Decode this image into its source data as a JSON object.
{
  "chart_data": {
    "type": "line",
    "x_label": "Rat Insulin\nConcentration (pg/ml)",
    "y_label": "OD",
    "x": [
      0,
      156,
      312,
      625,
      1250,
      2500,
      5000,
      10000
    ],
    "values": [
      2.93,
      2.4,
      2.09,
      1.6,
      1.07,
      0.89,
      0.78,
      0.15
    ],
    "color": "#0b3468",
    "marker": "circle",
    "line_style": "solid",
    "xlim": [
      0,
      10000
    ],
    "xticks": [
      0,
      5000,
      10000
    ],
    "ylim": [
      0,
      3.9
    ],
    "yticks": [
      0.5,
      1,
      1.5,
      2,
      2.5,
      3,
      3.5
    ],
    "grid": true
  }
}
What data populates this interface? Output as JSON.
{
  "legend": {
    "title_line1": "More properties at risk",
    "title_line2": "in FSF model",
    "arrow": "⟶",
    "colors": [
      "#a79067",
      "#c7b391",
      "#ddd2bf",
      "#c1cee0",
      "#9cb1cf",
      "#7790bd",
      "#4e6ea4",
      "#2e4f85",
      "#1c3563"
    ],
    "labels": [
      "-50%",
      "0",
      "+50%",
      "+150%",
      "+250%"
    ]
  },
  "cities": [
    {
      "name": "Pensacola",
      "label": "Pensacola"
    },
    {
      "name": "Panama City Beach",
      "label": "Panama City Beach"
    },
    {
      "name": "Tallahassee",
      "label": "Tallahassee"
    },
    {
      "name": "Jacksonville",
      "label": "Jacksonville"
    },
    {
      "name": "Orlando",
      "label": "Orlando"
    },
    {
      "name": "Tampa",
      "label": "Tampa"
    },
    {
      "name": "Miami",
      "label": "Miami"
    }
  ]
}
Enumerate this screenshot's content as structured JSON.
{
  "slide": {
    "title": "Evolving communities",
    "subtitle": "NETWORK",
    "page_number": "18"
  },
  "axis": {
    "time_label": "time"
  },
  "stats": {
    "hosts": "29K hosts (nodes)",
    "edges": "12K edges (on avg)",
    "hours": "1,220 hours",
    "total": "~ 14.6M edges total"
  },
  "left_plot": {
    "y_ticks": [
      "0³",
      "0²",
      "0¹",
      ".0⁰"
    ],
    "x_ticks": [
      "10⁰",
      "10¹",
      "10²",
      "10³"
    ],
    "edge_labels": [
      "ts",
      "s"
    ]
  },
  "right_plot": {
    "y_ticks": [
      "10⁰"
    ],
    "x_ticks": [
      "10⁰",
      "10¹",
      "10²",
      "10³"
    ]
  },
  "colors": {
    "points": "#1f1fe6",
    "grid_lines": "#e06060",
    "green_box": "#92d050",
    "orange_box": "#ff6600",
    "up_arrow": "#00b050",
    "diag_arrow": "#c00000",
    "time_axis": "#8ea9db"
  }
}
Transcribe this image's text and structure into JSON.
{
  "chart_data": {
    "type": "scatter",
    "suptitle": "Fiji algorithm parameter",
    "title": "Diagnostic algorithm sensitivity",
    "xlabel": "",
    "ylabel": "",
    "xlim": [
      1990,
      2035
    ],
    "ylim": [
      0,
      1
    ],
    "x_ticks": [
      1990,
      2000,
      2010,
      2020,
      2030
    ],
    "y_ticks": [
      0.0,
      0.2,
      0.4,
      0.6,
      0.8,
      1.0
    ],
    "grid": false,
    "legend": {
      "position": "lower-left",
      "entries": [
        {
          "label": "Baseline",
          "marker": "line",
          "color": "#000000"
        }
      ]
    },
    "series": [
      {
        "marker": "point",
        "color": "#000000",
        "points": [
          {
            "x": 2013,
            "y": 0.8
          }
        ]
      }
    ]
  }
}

Task requirements:
Return all lines of the material above in which the word "this" occurs.

The reply:
Decode this image into its source data as a JSON object.
What data populates this interface? Output as JSON.
Enumerate this screenshot's content as structured JSON.
Transcribe this image's text and structure into JSON.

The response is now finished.